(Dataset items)
------------------------------------------------
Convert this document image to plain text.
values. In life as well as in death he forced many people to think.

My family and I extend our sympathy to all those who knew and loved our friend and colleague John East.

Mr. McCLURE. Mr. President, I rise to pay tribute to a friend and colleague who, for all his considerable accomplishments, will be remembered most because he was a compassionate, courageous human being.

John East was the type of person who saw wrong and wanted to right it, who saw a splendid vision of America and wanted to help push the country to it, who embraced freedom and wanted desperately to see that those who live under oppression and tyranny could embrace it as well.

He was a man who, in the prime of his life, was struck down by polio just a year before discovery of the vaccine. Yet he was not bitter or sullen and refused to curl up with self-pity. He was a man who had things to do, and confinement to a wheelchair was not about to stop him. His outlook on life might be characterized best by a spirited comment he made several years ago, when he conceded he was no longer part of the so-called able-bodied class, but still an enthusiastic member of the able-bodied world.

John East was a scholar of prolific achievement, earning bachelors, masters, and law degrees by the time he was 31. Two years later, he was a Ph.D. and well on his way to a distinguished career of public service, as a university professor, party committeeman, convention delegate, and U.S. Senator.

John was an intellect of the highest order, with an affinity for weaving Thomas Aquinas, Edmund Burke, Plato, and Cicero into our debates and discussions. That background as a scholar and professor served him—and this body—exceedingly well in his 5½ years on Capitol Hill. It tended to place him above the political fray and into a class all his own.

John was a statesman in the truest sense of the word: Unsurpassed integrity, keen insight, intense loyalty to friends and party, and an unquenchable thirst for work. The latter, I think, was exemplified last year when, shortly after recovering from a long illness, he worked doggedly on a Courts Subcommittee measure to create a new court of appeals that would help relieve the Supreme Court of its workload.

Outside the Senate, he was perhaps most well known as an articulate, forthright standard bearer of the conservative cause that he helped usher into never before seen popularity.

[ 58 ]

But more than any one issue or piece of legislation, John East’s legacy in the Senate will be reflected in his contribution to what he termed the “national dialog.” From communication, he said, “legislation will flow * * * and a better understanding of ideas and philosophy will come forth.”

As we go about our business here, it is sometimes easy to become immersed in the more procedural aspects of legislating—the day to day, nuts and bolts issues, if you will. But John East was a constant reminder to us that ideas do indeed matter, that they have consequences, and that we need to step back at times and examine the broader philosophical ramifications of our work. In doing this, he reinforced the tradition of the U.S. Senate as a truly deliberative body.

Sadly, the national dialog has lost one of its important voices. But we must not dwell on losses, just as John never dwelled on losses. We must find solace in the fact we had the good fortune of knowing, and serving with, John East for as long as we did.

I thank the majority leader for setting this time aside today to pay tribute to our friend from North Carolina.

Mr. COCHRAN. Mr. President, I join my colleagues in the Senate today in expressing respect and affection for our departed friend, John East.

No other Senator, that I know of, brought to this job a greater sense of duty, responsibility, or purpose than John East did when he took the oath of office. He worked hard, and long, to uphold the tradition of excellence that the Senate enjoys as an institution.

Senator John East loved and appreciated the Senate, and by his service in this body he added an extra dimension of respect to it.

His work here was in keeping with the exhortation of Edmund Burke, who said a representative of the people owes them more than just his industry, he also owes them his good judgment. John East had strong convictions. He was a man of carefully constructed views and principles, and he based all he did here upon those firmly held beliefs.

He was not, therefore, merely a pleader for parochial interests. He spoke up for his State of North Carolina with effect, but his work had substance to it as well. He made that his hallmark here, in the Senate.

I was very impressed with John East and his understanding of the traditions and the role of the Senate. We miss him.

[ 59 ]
------------------------------------------------
The exercise: Word for word, extract all the records.

Expected output:
Convert this document image to plain text.
values. In life as well as in death he forced many people to think.

My family and I extend our sympathy to all those who knew and loved our friend and colleague John East.

Mr. McCLURE. Mr. President, I rise to pay tribute to a friend and colleague who, for all his considerable accomplishments, will be remembered most because he was a compassionate, courageous human being.

John East was the type of person who saw wrong and wanted to right it, who saw a splendid vision of America and wanted to help push the country to it, who embraced freedom and wanted desperately to see that those who live under oppression and tyranny could embrace it as well.

He was a man who, in the prime of his life, was struck down by polio just a year before discovery of the vaccine. Yet he was not bitter or sullen and refused to curl up with self-pity. He was a man who had things to do, and confinement to a wheelchair was not about to stop him. His outlook on life might be characterized best by a spirited comment he made several years ago, when he conceded he was no longer part of the so-called able-bodied class, but still an enthusiastic member of the able-bodied world.

John East was a scholar of prolific achievement, earning bachelors, masters, and law degrees by the time he was 31. Two years later, he was a Ph.D. and well on his way to a distinguished career of public service, as a university professor, party committeeman, convention delegate, and U.S. Senator.

John was an intellect of the highest order, with an affinity for weaving Thomas Aquinas, Edmund Burke, Plato, and Cicero into our debates and discussions. That background as a scholar and professor served him—and this body—exceedingly well in his 5½ years on Capitol Hill. It tended to place him above the political fray and into a class all his own.

John was a statesman in the truest sense of the word: Unsurpassed integrity, keen insight, intense loyalty to friends and party, and an unquenchable thirst for work. The latter, I think, was exemplified last year when, shortly after recovering from a long illness, he worked doggedly on a Courts Subcommittee measure to create a new court of appeals that would help relieve the Supreme Court of its workload.

Outside the Senate, he was perhaps most well known as an articulate, forthright standard bearer of the conservative cause that he helped usher into never before seen popularity.

[ 58 ]

But more than any one issue or piece of legislation, John East’s legacy in the Senate will be reflected in his contribution to what he termed the “national dialog.” From communication, he said, “legislation will flow * * * and a better understanding of ideas and philosophy will come forth.”

As we go about our business here, it is sometimes easy to become immersed in the more procedural aspects of legislating—the day to day, nuts and bolts issues, if you will. But John East was a constant reminder to us that ideas do indeed matter, that they have consequences, and that we need to step back at times and examine the broader philosophical ramifications of our work. In doing this, he reinforced the tradition of the U.S. Senate as a truly deliberative body.

Sadly, the national dialog has lost one of its important voices. But we must not dwell on losses, just as John never dwelled on losses. We must find solace in the fact we had the good fortune of knowing, and serving with, John East for as long as we did.

I thank the majority leader for setting this time aside today to pay tribute to our friend from North Carolina.

Mr. COCHRAN. Mr. President, I join my colleagues in the Senate today in expressing respect and affection for our departed friend, John East.

No other Senator, that I know of, brought to this job a greater sense of duty, responsibility, or purpose than John East did when he took the oath of office. He worked hard, and long, to uphold the tradition of excellence that the Senate enjoys as an institution.

Senator John East loved and appreciated the Senate, and by his service in this body he added an extra dimension of respect to it.

His work here was in keeping with the exhortation of Edmund Burke, who said a representative of the people owes them more than just his industry, he also owes them his good judgment. John East had strong convictions. He was a man of carefully constructed views and principles, and he based all he did here upon those firmly held beliefs.

He was not, therefore, merely a pleader for parochial interests. He spoke up for his State of North Carolina with effect, but his work had substance to it as well. He made that his hallmark here, in the Senate.

I was very impressed with John East and his understanding of the traditions and the role of the Senate. We miss him.

[ 59 ]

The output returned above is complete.